Due, most of obscene damage dealers are tied to fast firing heroes.

While hanzo, ashe, junk increased their damage. Thanks got more resistance for crits which would offset on huge amounts of damage.

While hanzo would deal more damage overall. Tracer, roadhog, sombra and reaper had their damage severely reduced on armored targets by significant margin.

But those changes weren’t done in a vaccum. Was to shift damage balance.

First ult charge reduction on tanks, secondly hp/armor increase, third dps passive, fourth armor change

1 - reduces ult, which on both cases makes healing and damage less effective on tanks. As design makes tank less desireable targets to heal but at same time shifts supports from only be healers.
2 - reduces one shots and buffs fast firing heroes, due slow firing heroes would generally take more time to kill relativelly comparing against fast firing heroes, reflecing on how fast firing heroes become dominant even more.
3 - demotes supports focusing too much healing and becomes even less efficient to heal tanks due the ratio of ult charge be pretty low, almost as half of what were in OW1.
4 - armor change shifts the balance again towards slow firing heroes while reducing fast firing heroes damage.

STORED DATA →
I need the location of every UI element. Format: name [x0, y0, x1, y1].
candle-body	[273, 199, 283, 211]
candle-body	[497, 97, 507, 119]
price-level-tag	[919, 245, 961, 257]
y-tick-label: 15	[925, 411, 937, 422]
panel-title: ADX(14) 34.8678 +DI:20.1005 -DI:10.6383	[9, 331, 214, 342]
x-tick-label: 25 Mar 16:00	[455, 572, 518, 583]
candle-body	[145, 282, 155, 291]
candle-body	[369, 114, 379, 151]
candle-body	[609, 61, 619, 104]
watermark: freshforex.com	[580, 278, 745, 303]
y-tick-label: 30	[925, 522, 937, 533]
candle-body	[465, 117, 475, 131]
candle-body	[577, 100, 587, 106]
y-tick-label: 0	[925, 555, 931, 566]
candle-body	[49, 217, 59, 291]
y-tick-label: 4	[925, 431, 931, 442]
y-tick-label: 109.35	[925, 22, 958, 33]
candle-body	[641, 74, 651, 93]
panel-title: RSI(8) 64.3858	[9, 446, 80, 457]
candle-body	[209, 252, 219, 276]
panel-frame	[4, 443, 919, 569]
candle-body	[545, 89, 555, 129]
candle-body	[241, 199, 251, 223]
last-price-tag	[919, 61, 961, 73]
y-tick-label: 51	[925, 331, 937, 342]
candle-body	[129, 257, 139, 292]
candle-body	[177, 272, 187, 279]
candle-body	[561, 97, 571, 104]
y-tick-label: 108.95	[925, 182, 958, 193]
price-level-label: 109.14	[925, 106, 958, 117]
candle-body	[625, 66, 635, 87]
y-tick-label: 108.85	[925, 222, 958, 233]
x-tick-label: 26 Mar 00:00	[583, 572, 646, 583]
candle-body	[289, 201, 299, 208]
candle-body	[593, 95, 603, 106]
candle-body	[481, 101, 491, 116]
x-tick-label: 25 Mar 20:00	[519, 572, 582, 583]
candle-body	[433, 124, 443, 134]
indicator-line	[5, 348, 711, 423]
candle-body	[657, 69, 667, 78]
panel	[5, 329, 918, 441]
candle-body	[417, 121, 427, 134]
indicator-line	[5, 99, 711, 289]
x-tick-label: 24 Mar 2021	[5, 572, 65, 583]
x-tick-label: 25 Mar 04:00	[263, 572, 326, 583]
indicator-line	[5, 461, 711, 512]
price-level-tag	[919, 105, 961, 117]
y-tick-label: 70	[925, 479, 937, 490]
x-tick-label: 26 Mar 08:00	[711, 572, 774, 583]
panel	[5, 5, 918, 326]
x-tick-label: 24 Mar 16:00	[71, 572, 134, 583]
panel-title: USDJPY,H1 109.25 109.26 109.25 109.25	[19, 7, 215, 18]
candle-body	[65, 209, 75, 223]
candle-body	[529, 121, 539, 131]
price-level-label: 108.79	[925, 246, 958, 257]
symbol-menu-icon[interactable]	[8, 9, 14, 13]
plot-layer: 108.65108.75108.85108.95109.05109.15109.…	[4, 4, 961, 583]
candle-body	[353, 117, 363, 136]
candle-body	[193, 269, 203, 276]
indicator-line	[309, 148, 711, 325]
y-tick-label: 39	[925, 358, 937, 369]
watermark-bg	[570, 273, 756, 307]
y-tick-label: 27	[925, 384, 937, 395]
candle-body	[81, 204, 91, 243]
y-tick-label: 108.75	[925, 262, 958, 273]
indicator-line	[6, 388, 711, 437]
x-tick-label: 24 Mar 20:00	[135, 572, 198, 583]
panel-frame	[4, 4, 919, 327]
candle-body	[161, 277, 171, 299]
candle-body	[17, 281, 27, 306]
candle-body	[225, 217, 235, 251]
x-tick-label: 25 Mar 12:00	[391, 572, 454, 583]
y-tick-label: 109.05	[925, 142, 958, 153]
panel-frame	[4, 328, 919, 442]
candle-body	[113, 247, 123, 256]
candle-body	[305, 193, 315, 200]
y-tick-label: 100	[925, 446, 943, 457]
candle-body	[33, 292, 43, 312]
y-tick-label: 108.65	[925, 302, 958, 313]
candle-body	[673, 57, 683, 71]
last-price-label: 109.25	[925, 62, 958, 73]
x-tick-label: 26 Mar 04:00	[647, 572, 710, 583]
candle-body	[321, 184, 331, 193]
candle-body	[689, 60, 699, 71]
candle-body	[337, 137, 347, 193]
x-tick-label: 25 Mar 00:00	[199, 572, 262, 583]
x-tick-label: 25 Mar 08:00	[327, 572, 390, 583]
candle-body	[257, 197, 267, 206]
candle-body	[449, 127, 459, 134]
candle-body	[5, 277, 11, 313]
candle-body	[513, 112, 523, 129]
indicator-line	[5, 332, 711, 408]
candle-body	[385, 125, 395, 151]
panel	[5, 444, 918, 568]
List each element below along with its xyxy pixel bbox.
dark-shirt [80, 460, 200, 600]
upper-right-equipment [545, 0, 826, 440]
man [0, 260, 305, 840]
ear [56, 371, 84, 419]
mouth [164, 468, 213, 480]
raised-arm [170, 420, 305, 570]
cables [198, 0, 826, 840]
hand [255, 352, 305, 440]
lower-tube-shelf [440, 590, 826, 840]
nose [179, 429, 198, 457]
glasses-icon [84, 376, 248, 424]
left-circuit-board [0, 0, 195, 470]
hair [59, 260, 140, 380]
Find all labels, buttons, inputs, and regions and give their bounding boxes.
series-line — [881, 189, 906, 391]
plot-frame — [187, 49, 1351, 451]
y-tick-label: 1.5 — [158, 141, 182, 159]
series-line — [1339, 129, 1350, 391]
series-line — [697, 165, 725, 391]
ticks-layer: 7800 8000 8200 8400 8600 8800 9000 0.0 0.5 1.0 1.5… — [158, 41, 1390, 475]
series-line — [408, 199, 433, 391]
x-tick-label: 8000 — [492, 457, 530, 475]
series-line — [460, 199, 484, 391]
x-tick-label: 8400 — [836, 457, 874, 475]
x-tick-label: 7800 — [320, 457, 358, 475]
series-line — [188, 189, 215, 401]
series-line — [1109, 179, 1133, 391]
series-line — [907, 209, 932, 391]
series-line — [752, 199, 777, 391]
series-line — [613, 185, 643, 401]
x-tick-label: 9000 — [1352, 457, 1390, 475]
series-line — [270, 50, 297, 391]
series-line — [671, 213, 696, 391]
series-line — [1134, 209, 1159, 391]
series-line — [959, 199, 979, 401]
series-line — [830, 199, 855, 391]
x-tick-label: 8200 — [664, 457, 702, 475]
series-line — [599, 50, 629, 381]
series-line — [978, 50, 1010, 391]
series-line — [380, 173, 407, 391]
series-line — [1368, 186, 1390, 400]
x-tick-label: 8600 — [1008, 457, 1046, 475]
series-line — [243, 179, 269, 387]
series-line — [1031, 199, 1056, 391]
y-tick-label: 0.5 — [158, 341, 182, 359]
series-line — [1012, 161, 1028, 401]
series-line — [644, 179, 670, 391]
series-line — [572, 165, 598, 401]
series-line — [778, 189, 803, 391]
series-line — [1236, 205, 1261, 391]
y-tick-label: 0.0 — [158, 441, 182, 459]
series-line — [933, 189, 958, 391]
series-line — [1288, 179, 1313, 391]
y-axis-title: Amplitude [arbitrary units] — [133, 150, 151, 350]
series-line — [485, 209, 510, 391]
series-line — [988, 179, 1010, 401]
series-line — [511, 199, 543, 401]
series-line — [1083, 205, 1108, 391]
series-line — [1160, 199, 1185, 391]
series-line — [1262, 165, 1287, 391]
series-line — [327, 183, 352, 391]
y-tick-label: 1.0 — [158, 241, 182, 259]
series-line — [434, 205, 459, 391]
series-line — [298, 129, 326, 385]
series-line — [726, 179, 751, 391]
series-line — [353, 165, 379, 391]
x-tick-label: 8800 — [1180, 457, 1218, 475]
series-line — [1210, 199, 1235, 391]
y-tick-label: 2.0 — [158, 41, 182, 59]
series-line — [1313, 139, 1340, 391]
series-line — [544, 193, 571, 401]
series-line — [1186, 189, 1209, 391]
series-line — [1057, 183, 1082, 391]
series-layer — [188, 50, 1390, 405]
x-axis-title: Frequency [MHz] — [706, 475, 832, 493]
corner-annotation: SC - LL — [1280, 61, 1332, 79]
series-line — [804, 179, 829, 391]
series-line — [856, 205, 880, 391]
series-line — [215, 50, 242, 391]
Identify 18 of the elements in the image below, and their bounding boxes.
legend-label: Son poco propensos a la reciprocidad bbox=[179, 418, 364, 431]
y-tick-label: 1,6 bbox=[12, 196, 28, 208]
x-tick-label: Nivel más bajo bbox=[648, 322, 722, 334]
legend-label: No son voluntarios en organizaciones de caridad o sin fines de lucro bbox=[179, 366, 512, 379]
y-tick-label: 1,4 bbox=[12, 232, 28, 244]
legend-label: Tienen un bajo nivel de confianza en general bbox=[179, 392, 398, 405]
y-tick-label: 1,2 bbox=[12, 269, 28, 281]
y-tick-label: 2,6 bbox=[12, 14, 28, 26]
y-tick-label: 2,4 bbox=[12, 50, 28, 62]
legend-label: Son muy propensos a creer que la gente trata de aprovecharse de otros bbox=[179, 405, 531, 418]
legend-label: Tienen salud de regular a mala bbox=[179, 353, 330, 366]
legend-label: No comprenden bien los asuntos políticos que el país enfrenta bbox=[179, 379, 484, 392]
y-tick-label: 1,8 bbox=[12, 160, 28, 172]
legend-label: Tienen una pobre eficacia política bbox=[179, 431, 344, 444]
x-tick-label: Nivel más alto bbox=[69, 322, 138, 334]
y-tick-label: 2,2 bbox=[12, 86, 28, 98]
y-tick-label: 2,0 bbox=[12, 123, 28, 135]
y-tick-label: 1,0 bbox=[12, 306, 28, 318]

TASK DESCRIPTION →
Answer from the text on hero damage changes:
1. Which heroes had their damage severely reduced on armored targets?
2. What is listed as the third of the four changes?
3. Toward which heroes does the armor change shift the balance?
The items have no connection to the text on hero damage changes.

CORRECT RESPONSE →
1. Tracer, roadhog, sombra and reaper.
2. The dps passive.
3. Slow firing heroes.